List each line in which the string "Rate" appears.

━━━ EXCERPTED DATA

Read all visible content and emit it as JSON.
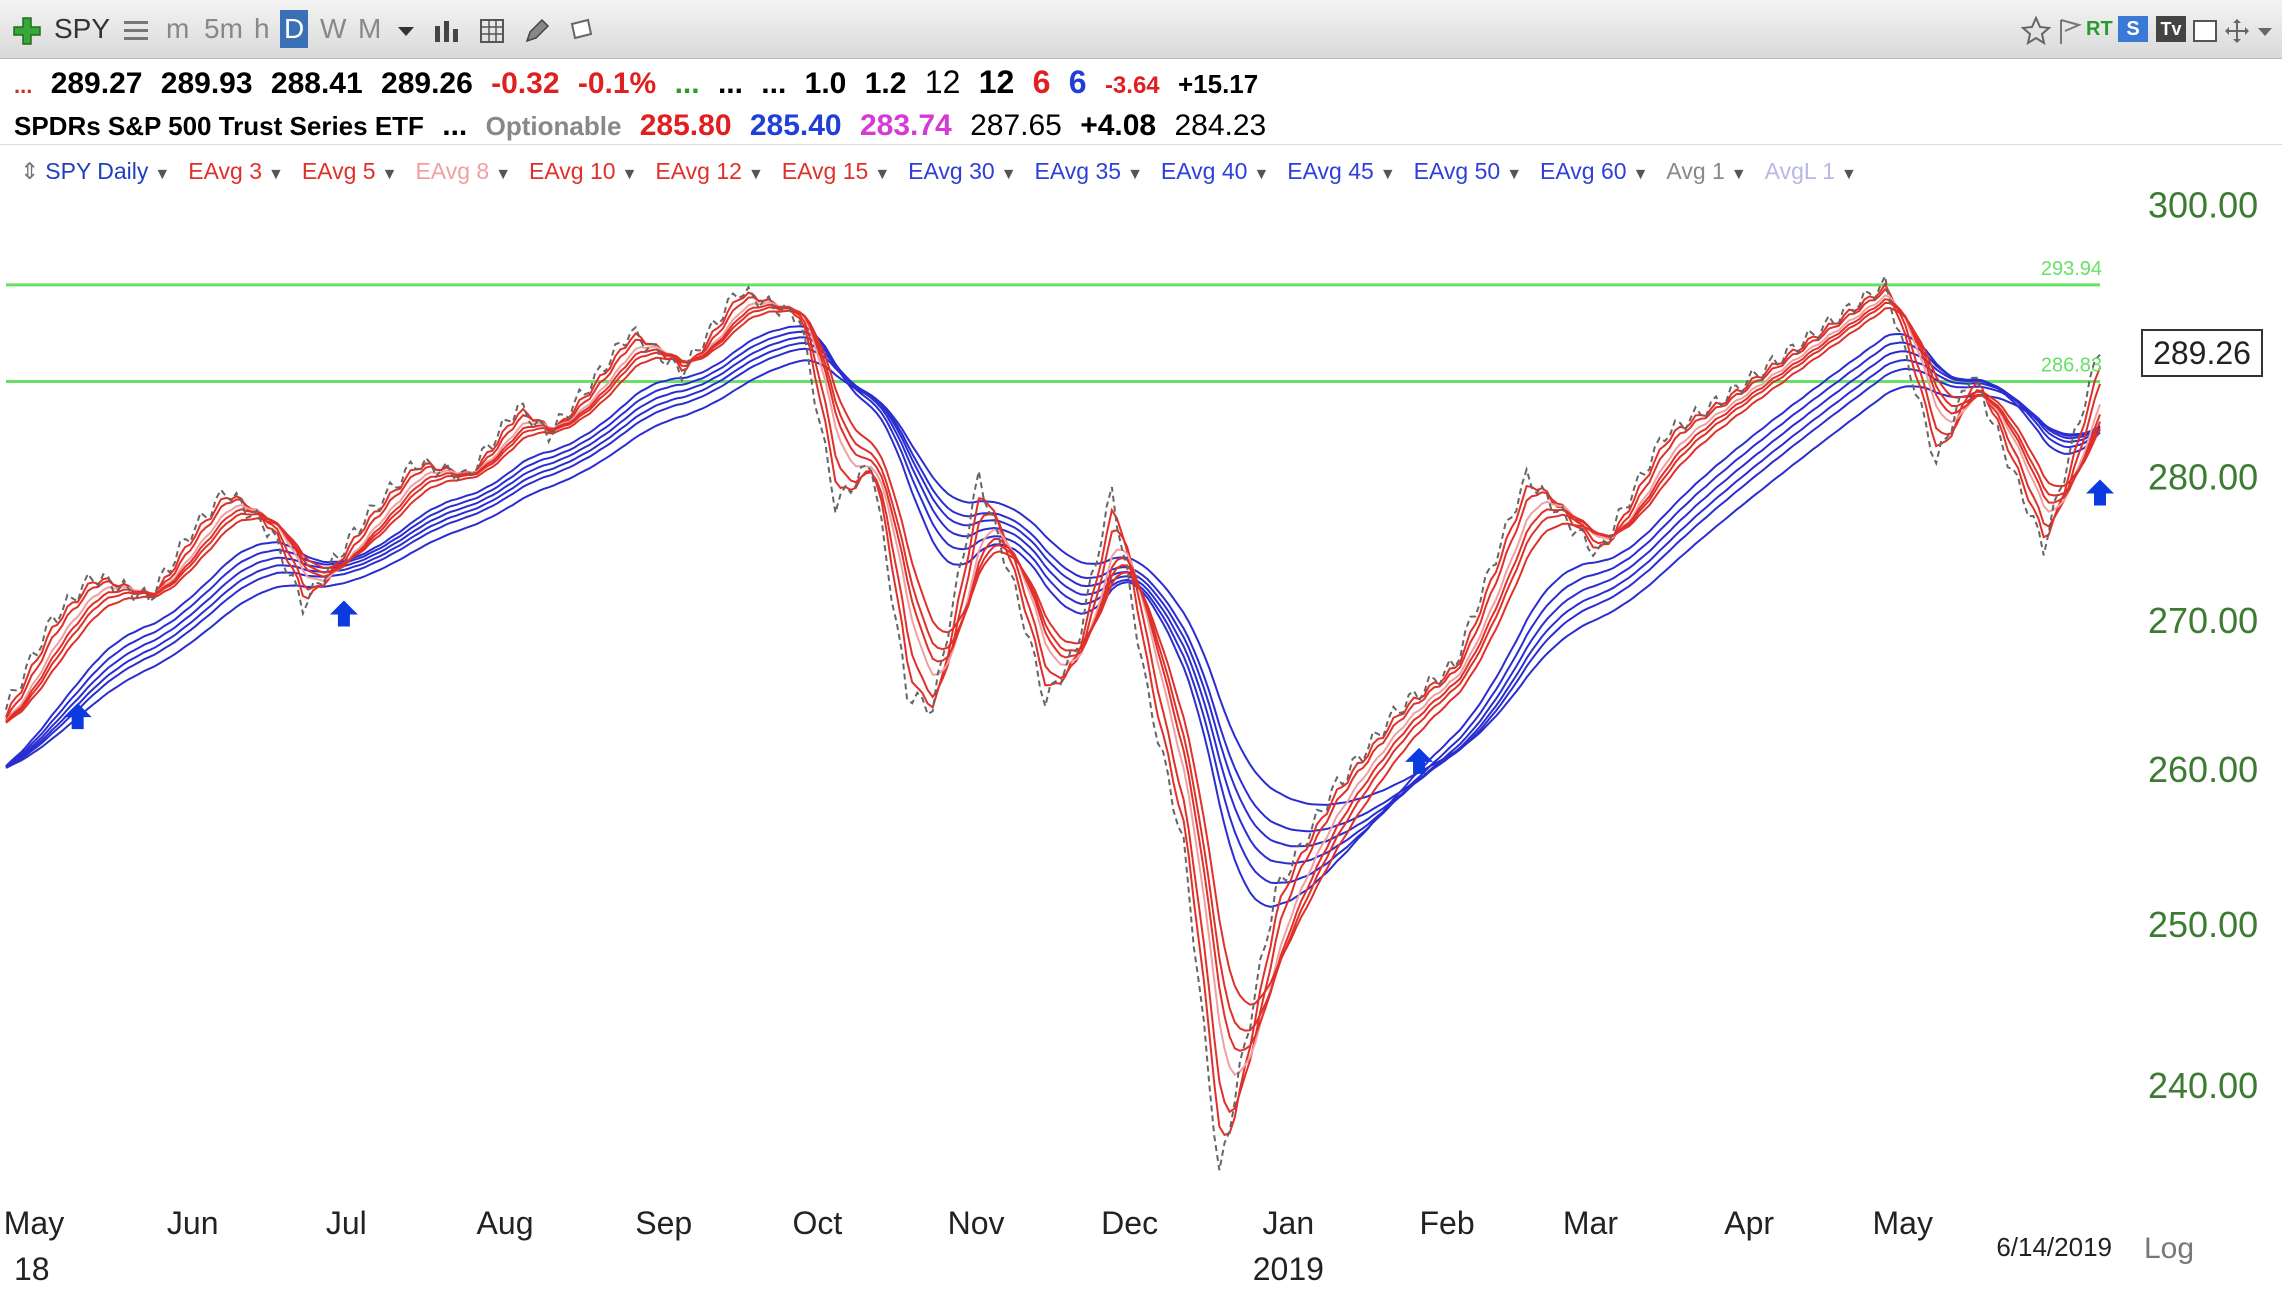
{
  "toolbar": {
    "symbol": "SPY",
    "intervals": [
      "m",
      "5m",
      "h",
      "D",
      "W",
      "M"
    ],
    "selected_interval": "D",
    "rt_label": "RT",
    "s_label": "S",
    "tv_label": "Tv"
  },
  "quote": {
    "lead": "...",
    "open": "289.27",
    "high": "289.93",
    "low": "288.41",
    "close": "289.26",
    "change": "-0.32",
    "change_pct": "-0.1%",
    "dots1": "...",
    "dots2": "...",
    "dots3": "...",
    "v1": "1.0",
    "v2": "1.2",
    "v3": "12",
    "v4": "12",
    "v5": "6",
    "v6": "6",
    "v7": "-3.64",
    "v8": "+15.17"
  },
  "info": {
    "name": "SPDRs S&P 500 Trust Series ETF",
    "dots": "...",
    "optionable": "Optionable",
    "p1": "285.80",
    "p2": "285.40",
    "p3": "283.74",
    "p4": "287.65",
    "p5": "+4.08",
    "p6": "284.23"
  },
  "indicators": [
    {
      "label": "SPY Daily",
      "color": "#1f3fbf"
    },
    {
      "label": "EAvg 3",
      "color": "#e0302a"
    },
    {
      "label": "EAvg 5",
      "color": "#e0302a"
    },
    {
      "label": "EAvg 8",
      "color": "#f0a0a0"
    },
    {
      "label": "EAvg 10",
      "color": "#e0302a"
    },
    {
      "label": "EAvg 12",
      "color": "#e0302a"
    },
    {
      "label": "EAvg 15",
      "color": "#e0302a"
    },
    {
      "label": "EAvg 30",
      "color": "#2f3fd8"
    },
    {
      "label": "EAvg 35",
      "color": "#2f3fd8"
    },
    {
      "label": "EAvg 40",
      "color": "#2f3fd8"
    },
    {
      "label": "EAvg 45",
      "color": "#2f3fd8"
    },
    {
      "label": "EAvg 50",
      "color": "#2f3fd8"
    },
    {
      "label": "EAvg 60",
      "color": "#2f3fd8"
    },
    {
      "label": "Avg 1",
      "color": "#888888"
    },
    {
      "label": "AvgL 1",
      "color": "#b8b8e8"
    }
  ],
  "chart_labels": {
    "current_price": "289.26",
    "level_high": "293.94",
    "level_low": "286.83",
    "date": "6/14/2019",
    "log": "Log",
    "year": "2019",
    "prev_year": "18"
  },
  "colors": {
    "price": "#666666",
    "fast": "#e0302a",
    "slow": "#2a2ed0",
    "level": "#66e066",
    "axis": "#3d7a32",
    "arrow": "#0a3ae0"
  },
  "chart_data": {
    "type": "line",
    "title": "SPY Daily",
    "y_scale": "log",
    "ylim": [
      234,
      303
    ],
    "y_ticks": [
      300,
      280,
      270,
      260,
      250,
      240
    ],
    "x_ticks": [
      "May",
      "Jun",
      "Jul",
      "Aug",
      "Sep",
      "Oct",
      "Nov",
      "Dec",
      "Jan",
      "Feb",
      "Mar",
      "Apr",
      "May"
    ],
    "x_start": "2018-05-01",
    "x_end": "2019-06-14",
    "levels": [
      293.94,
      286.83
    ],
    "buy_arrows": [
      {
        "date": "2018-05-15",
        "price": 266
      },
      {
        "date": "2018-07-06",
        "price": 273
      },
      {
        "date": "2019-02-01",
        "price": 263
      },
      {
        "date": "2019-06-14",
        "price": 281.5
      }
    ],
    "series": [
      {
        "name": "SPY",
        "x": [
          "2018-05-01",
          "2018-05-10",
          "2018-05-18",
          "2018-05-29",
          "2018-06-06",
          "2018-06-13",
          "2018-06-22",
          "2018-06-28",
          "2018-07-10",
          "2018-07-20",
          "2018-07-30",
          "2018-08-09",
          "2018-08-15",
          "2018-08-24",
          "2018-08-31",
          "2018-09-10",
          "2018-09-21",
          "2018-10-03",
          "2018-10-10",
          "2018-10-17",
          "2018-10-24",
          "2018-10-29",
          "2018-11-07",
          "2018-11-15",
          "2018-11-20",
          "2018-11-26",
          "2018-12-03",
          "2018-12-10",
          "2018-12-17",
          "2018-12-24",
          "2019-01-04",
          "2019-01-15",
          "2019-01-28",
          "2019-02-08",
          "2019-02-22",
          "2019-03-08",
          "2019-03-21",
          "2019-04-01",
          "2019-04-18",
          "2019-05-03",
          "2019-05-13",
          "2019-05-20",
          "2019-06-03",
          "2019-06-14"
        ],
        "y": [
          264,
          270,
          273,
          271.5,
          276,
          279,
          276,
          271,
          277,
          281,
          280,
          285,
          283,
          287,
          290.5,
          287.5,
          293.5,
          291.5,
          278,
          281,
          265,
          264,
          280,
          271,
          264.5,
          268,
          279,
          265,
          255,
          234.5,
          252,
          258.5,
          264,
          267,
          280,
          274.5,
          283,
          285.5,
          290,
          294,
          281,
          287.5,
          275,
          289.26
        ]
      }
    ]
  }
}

━━━━━━
━━━ EXCERPTED DATA

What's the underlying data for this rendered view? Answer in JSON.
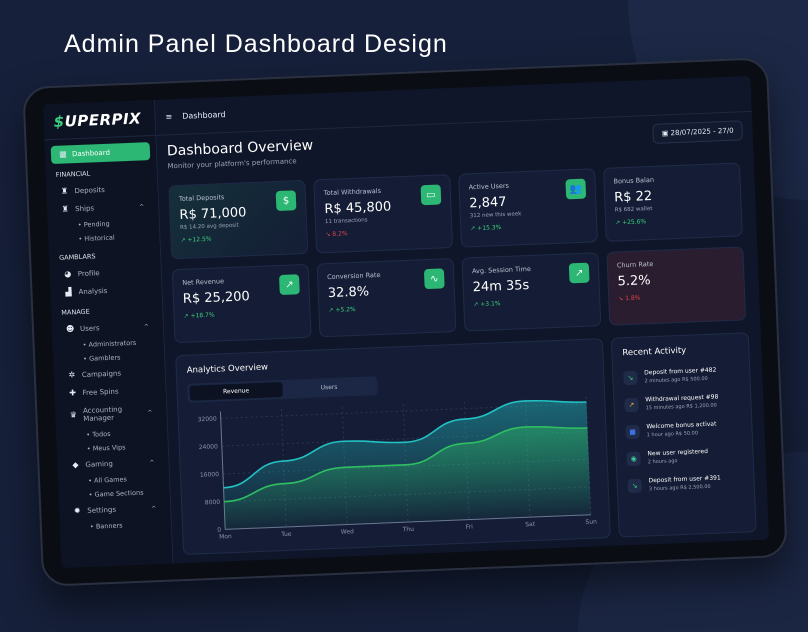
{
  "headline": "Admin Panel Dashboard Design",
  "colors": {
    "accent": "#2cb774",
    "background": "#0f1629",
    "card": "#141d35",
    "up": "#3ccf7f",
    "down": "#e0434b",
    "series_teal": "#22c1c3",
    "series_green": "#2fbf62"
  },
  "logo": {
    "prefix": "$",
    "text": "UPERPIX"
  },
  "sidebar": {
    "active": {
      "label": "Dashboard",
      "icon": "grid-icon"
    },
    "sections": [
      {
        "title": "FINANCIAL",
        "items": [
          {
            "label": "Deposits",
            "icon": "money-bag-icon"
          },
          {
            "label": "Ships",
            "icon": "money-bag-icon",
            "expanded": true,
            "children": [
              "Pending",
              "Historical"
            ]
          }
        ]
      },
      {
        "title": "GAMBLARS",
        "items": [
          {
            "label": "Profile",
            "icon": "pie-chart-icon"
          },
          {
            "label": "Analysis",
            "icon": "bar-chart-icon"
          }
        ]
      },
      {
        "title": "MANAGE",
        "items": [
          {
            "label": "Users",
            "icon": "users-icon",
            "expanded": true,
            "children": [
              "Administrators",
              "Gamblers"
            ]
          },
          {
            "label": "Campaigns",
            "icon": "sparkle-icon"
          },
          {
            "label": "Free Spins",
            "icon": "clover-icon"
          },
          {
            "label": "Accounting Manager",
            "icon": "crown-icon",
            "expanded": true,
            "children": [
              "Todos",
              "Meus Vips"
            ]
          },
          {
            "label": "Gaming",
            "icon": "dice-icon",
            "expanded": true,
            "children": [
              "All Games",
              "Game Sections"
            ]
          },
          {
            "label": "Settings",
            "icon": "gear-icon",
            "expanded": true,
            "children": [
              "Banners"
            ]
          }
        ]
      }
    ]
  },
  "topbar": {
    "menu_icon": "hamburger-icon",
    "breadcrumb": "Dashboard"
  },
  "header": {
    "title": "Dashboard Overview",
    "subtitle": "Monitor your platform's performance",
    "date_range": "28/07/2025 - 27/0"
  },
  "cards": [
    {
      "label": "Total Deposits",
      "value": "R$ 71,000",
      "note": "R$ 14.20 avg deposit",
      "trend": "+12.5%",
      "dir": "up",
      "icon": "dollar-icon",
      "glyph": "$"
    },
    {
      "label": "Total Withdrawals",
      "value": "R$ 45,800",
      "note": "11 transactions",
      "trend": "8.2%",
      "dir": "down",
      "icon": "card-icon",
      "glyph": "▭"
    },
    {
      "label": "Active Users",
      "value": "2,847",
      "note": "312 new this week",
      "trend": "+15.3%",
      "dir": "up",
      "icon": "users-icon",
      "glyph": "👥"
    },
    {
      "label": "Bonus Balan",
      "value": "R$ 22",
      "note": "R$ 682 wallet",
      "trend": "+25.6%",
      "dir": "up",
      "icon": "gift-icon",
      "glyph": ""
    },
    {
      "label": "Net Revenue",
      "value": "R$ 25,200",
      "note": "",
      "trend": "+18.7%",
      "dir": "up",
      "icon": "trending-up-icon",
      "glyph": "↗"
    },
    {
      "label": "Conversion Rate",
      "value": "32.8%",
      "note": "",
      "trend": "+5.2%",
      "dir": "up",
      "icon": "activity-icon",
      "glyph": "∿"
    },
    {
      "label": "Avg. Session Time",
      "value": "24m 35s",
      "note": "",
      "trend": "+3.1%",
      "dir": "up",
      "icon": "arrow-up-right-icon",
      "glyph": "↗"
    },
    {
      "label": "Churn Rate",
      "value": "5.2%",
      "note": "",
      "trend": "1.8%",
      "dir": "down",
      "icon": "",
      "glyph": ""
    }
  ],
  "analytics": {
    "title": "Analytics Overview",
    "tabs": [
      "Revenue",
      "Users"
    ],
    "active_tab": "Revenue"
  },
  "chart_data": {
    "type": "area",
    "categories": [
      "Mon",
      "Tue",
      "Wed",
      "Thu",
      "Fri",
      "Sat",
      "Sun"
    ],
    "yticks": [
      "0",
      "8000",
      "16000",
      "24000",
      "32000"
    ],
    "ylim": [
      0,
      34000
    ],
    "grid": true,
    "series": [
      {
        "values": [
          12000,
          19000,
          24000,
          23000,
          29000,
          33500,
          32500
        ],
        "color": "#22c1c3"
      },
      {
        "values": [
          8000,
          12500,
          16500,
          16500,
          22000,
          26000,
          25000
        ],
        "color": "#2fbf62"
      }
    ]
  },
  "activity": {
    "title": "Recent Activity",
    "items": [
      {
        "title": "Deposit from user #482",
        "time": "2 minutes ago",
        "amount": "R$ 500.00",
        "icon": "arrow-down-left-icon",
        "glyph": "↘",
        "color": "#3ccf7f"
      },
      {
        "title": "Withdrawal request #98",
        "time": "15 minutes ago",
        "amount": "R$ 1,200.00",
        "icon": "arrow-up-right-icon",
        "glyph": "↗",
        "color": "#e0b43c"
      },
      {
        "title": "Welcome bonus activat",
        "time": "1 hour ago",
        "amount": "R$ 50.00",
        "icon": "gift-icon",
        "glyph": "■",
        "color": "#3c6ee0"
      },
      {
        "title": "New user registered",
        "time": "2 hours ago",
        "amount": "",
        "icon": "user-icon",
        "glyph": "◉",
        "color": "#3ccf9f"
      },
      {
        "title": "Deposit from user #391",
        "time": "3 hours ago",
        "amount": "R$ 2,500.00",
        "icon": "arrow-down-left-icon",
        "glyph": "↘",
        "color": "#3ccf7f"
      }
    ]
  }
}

━━━━━━

■ WRITTEN ANSWER:
      "label": "Conversion Rate",
      "label": "Churn Rate",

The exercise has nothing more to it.